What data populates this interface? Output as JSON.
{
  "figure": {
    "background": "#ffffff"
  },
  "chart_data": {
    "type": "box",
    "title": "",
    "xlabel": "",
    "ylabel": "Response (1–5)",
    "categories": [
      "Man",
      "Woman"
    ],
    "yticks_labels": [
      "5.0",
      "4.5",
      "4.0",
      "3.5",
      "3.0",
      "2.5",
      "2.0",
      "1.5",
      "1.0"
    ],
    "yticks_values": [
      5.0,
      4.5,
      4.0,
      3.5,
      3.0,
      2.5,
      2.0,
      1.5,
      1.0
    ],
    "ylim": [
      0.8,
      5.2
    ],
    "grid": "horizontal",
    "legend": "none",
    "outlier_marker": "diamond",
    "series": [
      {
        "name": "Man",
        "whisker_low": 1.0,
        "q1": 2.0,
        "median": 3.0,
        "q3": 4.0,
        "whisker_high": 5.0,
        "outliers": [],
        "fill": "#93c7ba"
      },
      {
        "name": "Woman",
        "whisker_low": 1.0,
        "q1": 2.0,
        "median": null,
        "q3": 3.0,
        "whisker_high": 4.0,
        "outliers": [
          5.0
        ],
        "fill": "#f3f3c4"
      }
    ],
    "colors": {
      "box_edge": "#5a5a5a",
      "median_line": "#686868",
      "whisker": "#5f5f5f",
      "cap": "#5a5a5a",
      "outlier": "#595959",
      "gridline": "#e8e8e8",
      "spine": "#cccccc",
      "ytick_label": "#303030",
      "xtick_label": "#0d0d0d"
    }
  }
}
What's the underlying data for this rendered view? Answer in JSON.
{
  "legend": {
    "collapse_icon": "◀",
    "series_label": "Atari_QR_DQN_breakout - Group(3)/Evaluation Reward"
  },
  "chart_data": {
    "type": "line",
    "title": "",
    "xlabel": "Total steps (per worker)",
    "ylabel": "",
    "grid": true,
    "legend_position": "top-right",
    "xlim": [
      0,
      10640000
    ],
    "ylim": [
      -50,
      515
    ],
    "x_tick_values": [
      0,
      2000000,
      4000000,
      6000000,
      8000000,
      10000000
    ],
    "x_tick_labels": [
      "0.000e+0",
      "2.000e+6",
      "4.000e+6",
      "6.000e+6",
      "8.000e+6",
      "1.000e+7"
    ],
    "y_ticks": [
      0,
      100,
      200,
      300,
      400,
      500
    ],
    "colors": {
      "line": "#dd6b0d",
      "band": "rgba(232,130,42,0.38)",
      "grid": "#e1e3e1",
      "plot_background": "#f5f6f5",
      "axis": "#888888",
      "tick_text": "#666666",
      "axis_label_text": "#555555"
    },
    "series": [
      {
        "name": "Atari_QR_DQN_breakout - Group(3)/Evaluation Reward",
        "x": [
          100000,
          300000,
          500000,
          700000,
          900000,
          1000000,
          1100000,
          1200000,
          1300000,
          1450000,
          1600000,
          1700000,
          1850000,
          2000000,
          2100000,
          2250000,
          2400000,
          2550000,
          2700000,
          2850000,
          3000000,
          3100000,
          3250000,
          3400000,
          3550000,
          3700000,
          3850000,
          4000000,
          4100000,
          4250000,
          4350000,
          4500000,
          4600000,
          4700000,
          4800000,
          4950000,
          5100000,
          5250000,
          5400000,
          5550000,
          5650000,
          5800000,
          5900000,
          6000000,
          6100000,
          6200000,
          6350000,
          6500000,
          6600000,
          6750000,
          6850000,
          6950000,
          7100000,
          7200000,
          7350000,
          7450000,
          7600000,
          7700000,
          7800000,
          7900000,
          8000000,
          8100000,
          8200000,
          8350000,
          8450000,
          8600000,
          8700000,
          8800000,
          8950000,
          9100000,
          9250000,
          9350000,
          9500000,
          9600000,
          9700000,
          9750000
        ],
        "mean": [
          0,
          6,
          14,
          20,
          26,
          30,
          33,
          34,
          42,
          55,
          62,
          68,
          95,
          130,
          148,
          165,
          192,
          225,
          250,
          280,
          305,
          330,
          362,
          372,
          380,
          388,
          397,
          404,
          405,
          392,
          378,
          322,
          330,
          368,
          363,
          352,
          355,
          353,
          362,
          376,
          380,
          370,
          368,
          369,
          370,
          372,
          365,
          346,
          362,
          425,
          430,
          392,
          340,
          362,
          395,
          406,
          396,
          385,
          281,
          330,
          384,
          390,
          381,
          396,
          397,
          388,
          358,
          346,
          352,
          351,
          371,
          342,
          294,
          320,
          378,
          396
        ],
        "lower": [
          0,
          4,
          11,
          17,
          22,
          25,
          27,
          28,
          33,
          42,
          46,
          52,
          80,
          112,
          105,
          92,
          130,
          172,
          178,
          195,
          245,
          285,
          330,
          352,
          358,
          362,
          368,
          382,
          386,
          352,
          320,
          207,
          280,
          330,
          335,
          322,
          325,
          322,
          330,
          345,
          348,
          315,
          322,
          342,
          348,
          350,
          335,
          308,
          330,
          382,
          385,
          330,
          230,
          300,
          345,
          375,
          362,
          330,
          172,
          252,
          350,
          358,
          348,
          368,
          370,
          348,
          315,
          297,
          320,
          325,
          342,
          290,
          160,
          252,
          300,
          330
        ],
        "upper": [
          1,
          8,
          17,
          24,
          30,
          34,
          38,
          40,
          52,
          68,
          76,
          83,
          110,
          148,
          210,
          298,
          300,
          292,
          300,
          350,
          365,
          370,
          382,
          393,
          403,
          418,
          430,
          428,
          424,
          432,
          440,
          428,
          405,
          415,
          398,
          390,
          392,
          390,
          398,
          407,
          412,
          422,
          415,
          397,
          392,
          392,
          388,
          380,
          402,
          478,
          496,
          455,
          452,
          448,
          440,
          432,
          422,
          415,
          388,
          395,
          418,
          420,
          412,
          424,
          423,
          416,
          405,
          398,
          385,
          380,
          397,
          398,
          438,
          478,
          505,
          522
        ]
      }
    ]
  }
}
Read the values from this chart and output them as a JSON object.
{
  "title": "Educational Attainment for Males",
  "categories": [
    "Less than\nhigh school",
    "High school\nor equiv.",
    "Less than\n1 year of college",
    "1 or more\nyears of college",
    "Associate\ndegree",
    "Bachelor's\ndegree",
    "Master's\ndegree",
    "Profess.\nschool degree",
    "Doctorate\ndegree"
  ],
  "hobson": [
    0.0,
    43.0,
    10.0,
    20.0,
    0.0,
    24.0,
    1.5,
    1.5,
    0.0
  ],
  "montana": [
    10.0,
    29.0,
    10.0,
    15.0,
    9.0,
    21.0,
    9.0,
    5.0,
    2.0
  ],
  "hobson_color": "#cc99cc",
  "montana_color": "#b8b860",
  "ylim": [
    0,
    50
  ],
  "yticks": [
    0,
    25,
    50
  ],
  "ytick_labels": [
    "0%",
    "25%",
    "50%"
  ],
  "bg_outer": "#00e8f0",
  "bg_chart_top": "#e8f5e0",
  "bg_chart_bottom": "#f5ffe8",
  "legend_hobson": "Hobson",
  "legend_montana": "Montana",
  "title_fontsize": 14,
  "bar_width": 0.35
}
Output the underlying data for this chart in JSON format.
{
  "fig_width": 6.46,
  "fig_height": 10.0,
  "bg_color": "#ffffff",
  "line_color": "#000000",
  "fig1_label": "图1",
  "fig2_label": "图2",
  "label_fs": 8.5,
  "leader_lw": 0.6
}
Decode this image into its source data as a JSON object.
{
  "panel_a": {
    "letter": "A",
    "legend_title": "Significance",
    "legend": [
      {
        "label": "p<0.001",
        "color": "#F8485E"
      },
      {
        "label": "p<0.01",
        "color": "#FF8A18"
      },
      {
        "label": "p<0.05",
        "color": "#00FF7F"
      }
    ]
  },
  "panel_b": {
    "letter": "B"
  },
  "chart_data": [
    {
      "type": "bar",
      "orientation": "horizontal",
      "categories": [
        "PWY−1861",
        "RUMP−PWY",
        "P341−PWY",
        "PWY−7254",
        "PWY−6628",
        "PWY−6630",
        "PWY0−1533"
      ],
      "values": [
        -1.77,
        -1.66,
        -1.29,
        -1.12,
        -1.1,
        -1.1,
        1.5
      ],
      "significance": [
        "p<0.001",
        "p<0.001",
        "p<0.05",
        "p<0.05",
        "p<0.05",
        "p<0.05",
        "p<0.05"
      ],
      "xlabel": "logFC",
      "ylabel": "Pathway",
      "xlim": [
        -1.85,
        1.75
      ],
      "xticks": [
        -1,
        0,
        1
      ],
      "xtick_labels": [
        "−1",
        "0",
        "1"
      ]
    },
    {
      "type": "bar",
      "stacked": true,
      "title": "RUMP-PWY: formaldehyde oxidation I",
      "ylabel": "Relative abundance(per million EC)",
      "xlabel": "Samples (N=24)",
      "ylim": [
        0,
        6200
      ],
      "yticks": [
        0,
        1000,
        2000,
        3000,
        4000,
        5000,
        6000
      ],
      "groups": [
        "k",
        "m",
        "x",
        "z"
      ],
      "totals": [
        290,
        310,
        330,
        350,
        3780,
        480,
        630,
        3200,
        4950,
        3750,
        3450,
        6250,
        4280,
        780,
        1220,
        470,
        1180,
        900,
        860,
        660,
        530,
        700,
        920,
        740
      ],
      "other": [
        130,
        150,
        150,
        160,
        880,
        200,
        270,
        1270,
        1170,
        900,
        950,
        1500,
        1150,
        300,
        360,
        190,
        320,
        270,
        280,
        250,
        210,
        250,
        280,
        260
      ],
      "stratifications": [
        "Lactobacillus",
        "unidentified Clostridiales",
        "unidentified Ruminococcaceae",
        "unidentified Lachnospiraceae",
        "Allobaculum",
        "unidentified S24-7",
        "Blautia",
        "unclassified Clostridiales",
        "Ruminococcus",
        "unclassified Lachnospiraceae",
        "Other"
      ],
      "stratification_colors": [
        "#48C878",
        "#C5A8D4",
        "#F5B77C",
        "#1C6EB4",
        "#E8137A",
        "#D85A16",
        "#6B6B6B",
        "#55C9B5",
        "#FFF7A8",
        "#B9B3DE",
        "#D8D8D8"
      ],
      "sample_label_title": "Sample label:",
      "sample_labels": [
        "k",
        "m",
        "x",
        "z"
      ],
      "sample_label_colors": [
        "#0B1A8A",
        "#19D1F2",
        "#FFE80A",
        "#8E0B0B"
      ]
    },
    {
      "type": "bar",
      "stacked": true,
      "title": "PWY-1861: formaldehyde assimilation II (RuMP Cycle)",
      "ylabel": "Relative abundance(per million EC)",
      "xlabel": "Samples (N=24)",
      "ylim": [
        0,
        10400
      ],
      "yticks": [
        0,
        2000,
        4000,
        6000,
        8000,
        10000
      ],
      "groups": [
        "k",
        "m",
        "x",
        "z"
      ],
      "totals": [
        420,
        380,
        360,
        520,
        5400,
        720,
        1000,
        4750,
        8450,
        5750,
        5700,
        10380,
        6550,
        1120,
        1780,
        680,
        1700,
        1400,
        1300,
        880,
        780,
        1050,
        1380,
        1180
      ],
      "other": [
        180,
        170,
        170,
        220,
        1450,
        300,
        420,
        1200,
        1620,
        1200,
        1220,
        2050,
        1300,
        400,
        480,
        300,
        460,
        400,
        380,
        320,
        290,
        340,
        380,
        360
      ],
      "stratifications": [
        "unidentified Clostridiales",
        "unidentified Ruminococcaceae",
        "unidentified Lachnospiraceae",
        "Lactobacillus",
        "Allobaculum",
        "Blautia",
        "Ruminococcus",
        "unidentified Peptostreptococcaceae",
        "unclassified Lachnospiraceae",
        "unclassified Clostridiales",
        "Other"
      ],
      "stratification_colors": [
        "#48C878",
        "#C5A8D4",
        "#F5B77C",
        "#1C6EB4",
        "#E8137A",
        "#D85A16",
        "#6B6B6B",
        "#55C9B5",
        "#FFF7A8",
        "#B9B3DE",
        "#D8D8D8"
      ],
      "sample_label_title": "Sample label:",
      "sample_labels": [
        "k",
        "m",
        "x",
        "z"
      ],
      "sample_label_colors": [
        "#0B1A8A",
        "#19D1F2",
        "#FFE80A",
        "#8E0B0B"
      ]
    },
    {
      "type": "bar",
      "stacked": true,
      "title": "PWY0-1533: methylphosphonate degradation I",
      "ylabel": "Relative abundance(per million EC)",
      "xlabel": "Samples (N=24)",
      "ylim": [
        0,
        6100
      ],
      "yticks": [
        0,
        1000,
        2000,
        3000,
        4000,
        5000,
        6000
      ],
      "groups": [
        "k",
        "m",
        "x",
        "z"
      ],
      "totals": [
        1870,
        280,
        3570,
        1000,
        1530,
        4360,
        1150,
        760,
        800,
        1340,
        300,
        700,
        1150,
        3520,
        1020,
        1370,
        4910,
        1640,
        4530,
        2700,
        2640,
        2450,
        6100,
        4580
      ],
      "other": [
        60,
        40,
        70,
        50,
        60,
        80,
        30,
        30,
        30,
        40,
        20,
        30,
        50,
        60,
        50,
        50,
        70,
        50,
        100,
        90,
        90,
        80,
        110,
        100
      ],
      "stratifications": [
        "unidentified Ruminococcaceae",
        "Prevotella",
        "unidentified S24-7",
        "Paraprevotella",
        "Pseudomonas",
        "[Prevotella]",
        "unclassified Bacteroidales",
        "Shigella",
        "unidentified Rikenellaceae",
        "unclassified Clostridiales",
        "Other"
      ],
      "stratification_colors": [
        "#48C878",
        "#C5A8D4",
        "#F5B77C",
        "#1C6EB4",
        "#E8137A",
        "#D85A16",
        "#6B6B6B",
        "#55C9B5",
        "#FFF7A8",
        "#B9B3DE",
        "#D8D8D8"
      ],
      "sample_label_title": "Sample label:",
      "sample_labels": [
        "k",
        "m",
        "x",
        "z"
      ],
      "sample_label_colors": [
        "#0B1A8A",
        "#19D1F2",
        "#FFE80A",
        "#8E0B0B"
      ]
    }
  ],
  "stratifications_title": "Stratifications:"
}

-*-*-

From the material above, copy each line that includes the word "Reward".

RESPONSE
    "series_label": "Atari_QR_DQN_breakout - Group(3)/Evaluation Reward"
        "name": "Atari_QR_DQN_breakout - Group(3)/Evaluation Reward",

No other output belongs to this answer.